[STATED EXERCISE]
Look for "handle" in each line of the entries, and return the matching lines.

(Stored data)
>>>

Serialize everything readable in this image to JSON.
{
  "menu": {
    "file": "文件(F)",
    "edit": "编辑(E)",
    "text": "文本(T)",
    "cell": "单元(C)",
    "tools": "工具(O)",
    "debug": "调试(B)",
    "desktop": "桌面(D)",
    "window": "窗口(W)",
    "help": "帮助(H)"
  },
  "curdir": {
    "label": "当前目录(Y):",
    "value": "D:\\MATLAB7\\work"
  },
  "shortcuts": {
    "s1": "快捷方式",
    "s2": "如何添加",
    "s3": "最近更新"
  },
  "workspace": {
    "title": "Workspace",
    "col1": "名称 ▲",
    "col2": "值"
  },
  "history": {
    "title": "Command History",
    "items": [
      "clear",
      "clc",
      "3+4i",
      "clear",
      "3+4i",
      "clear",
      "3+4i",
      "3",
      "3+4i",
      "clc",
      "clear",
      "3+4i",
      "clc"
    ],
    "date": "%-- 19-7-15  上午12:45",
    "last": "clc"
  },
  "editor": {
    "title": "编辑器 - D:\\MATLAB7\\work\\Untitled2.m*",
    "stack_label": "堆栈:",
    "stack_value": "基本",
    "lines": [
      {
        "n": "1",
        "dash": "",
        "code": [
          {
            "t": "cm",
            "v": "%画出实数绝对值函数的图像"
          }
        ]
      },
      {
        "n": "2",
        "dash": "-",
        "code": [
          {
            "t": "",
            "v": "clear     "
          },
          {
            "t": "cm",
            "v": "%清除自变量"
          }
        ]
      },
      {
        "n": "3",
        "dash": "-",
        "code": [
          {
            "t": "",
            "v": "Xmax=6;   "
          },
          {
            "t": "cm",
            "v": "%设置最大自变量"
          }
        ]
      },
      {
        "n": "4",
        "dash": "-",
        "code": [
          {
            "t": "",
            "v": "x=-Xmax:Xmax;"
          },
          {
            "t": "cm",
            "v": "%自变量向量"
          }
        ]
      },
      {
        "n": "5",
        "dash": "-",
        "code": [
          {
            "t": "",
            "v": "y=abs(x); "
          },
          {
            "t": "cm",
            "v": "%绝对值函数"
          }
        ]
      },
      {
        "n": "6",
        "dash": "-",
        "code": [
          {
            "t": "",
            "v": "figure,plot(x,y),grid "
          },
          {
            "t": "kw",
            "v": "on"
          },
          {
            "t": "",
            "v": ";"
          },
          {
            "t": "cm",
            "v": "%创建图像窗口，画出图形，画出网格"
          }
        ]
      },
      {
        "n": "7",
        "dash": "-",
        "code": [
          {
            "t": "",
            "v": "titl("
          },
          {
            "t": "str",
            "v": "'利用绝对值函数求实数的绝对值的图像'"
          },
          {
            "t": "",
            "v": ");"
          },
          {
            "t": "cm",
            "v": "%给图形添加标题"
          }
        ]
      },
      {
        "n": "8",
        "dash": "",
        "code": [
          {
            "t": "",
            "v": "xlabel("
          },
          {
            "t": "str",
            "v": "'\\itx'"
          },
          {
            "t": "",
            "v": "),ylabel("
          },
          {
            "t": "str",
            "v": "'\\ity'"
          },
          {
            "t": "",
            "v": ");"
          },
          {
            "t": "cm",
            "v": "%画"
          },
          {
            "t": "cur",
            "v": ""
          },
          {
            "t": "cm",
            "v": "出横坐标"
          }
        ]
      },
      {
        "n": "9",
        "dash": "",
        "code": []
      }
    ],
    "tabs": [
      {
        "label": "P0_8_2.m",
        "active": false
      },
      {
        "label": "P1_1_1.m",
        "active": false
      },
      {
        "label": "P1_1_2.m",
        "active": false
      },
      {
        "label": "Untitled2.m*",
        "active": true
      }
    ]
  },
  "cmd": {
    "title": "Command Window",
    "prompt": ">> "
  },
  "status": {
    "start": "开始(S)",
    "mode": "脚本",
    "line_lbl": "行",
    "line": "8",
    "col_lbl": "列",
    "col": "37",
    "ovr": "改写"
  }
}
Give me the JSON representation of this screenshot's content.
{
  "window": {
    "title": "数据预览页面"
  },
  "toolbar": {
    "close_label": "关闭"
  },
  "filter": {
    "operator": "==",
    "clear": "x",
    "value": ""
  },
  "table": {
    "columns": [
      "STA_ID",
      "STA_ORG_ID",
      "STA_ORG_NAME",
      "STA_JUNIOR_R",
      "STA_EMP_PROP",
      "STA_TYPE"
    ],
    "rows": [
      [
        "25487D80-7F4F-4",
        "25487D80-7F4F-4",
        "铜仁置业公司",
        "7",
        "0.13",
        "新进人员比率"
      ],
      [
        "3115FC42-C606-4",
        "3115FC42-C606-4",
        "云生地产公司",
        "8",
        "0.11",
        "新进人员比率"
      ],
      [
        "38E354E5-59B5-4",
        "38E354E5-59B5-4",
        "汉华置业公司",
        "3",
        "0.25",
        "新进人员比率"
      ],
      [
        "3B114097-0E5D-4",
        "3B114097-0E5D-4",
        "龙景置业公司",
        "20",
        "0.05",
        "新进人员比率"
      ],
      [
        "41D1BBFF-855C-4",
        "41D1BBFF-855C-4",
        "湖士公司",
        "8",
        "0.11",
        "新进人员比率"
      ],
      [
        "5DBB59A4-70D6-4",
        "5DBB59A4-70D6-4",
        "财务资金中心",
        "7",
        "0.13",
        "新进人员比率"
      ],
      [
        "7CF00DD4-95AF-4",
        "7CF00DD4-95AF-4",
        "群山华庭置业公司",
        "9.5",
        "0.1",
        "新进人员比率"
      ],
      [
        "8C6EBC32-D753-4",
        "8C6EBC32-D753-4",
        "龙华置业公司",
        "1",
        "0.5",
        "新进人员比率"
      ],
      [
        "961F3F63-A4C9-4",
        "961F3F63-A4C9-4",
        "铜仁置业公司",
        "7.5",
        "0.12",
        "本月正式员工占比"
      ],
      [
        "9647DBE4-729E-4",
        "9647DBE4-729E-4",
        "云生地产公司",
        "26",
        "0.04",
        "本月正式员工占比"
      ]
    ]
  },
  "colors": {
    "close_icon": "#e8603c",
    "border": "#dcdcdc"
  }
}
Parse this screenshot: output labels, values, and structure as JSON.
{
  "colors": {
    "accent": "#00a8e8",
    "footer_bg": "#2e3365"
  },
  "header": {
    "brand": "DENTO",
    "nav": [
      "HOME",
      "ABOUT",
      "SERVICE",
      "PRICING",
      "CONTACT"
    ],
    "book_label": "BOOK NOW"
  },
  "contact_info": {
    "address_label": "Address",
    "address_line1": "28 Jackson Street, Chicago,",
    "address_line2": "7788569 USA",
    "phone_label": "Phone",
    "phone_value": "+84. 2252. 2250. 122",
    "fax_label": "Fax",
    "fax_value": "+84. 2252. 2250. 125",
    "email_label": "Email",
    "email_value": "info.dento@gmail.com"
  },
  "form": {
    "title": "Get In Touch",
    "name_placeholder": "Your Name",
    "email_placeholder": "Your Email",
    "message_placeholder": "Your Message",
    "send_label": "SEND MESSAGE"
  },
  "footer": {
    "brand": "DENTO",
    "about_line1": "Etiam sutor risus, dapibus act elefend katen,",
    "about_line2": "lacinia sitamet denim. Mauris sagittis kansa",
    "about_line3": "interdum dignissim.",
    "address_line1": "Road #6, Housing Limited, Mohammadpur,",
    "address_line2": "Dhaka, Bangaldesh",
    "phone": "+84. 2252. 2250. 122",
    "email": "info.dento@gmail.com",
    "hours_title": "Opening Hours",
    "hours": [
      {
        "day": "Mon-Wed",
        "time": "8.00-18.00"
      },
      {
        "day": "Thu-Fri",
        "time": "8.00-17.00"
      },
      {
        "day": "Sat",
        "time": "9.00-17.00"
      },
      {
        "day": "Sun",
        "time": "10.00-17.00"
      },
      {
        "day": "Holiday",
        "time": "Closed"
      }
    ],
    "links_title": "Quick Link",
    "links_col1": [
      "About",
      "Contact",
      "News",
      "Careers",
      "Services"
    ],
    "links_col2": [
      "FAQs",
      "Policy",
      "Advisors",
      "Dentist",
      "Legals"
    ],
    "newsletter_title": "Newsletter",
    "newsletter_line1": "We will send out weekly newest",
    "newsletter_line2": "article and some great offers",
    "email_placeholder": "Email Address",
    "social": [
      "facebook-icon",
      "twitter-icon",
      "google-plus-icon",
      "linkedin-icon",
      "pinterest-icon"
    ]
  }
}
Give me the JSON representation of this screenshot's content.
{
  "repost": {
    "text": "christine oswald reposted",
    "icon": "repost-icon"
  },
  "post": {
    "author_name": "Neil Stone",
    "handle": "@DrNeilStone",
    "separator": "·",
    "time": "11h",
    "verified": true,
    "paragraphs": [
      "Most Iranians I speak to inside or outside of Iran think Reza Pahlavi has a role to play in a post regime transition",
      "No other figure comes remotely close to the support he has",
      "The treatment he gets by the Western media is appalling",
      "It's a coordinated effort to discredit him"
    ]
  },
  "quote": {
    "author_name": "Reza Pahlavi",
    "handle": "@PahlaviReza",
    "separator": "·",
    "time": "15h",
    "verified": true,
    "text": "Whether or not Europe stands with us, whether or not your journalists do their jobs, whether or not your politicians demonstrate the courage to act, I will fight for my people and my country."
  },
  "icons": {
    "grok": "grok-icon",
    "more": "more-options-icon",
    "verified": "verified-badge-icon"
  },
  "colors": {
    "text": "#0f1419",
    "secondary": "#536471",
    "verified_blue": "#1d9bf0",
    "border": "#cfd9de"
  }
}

<<<

[RESPONSE TO THE TASK]
    "handle": "@DrNeilStone",
    "handle": "@PahlaviReza",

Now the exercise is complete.